> [TASK BRIEF]: Gather, from the listing beneath this task, every line holding the string "body".

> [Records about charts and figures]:
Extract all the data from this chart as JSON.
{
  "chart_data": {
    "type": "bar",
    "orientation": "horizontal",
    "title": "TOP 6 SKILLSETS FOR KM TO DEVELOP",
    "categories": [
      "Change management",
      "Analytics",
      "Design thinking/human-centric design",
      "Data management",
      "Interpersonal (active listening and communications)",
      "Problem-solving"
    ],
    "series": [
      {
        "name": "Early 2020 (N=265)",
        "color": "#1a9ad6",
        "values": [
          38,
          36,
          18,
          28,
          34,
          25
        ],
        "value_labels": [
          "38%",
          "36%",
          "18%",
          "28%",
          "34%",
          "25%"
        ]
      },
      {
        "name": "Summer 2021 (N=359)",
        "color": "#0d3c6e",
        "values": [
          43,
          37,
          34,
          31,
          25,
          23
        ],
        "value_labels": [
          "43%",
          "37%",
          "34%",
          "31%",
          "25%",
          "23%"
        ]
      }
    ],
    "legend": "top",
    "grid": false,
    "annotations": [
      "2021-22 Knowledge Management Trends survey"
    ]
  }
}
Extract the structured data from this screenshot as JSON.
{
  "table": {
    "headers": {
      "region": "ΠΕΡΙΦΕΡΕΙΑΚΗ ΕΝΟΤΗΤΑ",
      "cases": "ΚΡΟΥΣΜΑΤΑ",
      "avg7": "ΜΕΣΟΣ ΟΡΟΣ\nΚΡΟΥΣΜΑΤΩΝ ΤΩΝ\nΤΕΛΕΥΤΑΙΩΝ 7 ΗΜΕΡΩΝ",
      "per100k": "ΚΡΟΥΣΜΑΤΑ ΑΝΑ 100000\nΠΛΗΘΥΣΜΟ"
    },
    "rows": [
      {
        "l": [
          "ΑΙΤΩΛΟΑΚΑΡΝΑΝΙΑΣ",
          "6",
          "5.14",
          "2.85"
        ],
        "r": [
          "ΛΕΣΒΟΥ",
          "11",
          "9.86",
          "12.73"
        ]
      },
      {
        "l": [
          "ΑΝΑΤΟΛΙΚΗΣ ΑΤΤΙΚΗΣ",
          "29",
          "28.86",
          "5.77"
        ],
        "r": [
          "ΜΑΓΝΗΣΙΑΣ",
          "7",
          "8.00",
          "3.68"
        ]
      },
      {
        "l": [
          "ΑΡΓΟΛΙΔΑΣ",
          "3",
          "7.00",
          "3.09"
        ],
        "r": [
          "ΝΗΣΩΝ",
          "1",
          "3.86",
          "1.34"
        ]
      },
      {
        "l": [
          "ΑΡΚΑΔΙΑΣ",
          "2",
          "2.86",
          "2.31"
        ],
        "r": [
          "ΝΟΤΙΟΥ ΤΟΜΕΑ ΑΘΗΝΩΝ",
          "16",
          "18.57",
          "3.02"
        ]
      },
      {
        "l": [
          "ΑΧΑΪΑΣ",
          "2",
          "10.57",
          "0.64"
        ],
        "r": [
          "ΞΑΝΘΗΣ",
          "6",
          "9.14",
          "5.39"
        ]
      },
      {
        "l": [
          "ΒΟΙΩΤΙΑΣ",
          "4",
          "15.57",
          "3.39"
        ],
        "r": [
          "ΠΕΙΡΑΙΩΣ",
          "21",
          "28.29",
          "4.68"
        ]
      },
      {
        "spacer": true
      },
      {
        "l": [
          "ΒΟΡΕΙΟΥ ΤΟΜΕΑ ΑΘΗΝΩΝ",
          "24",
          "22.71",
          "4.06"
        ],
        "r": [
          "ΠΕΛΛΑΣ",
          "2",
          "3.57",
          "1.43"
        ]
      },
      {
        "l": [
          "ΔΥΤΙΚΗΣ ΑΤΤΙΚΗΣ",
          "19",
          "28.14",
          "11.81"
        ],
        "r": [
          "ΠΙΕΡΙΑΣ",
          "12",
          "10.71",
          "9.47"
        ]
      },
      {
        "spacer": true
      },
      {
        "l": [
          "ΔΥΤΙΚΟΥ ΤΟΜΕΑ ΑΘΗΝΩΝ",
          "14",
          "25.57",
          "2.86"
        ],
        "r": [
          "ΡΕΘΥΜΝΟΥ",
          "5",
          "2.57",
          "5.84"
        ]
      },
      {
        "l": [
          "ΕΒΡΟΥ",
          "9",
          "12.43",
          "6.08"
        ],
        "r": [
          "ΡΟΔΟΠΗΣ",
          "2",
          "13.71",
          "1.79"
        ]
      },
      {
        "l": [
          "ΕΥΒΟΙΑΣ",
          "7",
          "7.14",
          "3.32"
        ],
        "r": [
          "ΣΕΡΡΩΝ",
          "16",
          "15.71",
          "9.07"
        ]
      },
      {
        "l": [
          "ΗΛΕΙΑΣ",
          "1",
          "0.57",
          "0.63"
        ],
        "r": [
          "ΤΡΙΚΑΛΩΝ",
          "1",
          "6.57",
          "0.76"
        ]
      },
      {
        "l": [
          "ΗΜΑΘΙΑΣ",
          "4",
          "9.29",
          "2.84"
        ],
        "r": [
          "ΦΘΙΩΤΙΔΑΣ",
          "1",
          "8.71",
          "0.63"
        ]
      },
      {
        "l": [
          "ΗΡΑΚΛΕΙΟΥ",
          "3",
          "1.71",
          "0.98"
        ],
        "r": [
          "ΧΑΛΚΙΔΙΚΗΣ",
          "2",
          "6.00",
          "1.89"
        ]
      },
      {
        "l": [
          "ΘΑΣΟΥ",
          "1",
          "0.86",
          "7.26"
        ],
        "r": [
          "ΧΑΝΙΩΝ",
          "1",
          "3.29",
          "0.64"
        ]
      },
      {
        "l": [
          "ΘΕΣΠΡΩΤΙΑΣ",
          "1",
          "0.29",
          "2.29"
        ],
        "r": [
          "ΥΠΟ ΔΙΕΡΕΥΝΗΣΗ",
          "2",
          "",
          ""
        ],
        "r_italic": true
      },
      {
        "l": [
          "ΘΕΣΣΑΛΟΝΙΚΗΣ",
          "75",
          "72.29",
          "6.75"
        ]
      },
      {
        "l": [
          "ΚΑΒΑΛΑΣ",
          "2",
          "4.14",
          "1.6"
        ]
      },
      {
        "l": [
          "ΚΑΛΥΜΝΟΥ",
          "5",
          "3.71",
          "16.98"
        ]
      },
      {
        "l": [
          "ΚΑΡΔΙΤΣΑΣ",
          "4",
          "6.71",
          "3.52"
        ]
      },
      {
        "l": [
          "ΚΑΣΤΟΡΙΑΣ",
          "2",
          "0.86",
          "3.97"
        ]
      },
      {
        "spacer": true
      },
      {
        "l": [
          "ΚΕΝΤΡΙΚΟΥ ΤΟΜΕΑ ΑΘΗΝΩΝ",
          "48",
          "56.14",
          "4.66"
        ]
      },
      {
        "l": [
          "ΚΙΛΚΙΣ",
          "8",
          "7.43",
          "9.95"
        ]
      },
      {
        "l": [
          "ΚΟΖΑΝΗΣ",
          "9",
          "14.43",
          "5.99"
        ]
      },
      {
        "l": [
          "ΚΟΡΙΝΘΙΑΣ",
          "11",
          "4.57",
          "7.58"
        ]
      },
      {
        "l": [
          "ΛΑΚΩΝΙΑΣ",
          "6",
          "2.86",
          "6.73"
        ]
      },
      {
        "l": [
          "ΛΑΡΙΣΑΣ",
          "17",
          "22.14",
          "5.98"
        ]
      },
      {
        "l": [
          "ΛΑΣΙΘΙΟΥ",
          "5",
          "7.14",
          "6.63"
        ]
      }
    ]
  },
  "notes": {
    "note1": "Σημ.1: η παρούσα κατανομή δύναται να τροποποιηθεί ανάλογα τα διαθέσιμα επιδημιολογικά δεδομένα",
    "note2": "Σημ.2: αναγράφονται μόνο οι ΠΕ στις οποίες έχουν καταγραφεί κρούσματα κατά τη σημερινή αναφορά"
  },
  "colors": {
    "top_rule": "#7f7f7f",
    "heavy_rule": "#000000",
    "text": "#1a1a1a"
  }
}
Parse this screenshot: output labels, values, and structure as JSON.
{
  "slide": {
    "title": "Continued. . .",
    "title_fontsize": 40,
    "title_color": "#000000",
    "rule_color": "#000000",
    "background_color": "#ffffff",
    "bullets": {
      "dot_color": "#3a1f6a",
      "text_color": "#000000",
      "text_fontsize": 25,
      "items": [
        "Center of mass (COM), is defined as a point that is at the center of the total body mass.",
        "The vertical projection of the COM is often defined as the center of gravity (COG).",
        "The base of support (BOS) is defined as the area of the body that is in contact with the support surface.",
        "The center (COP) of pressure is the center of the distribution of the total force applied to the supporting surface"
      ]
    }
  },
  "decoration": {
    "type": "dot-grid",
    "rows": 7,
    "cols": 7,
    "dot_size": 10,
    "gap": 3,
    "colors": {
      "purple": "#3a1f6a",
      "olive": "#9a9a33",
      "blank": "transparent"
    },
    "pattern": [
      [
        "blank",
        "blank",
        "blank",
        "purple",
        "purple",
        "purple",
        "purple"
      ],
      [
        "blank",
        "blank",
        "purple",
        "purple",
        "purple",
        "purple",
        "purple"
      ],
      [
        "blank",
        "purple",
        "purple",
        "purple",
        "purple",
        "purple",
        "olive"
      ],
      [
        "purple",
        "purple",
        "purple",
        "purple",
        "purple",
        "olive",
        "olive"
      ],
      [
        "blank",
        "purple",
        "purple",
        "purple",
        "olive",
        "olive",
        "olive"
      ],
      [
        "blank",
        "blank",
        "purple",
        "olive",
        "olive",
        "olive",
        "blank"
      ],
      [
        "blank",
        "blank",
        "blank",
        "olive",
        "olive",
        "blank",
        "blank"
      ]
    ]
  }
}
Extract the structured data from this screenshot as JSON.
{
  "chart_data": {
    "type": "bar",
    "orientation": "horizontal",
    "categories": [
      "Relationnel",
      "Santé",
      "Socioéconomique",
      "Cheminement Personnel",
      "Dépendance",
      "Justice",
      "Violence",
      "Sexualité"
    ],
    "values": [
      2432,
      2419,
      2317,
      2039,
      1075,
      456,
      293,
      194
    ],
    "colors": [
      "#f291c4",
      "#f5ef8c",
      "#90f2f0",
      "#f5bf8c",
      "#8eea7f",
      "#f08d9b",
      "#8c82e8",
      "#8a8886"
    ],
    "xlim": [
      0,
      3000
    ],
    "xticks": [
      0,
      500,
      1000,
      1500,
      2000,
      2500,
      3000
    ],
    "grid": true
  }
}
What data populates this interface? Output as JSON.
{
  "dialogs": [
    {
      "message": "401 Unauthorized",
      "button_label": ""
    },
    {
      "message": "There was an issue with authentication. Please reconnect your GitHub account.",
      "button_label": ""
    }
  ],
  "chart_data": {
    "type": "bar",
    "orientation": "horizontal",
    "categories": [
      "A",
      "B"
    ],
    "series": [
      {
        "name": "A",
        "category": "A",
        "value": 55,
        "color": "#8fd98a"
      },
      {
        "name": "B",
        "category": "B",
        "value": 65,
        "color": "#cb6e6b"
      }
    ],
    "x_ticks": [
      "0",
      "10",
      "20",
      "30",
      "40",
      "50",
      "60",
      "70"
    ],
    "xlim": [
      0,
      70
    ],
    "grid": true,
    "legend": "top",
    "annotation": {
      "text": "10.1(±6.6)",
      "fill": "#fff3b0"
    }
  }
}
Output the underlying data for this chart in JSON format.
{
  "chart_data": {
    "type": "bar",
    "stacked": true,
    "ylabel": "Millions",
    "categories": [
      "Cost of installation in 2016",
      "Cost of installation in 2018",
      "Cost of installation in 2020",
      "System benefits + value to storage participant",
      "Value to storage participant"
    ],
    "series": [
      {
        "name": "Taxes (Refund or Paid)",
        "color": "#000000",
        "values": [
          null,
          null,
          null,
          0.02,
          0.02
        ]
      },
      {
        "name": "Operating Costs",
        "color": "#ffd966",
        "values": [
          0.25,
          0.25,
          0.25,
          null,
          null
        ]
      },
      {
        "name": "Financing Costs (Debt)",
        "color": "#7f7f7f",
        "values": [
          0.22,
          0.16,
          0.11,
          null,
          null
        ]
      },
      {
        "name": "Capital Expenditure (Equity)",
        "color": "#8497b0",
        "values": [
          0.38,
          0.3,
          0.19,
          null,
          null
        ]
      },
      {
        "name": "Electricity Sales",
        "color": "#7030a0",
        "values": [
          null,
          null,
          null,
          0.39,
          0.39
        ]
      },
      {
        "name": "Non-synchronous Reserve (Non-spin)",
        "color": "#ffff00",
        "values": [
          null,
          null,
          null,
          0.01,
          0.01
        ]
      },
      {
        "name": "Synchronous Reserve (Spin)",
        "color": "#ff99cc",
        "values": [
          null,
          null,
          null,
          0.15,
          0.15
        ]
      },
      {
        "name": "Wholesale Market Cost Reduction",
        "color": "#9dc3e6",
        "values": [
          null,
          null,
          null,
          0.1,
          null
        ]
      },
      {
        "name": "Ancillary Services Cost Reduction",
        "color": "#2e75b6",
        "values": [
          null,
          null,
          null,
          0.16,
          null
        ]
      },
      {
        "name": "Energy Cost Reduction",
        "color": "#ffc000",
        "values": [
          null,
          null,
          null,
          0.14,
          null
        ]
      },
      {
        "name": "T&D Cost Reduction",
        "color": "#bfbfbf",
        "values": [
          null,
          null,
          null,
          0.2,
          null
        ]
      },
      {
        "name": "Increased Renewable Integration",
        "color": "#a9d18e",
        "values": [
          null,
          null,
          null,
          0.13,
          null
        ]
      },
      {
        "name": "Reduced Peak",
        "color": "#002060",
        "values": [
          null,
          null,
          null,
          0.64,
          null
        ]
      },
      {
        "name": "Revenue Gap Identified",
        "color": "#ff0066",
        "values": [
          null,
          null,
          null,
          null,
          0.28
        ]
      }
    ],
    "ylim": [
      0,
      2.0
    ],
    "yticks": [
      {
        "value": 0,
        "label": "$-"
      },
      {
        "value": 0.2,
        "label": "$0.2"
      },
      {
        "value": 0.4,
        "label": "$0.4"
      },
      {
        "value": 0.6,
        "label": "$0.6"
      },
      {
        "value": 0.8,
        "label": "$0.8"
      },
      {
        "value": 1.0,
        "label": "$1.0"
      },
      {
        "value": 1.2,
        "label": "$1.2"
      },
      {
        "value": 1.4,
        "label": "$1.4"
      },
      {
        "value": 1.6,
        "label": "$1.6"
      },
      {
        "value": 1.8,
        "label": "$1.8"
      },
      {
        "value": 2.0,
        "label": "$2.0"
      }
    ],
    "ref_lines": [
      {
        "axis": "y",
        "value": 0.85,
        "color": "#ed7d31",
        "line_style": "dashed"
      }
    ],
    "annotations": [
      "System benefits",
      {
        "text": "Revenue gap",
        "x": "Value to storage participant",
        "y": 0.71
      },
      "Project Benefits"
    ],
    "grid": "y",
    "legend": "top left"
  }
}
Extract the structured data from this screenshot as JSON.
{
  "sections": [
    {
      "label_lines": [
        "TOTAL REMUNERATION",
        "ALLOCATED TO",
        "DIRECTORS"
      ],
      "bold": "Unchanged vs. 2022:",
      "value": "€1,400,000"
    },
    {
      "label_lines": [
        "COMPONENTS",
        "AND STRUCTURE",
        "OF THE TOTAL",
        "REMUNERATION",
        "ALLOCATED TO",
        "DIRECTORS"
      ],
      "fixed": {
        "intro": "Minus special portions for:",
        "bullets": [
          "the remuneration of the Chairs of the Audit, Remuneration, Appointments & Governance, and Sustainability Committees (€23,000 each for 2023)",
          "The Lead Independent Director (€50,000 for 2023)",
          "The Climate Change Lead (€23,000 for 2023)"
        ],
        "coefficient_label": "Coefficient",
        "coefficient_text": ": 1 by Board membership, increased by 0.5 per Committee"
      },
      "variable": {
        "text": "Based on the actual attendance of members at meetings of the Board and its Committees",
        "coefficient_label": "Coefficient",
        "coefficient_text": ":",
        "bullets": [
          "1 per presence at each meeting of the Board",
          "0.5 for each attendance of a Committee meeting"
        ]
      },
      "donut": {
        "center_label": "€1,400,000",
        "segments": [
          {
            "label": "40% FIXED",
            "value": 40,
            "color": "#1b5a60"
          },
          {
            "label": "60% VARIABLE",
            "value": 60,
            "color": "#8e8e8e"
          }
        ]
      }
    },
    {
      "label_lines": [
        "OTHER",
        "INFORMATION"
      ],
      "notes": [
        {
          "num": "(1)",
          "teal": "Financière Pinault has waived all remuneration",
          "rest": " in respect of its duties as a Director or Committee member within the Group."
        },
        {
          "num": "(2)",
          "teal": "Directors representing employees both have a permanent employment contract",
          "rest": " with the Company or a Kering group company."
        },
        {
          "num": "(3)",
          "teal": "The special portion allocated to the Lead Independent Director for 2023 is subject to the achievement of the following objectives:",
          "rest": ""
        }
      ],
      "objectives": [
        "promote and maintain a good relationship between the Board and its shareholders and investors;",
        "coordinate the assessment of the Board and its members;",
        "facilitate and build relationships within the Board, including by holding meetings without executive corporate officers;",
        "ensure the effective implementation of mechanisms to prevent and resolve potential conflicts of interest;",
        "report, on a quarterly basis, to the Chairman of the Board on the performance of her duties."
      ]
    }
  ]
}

> [EXERCISE OUTPUT]:
        "Center of mass (COM), is defined as a point that is at the center of the total body mass.",
        "The base of support (BOS) is defined as the area of the body that is in contact with the support surface.",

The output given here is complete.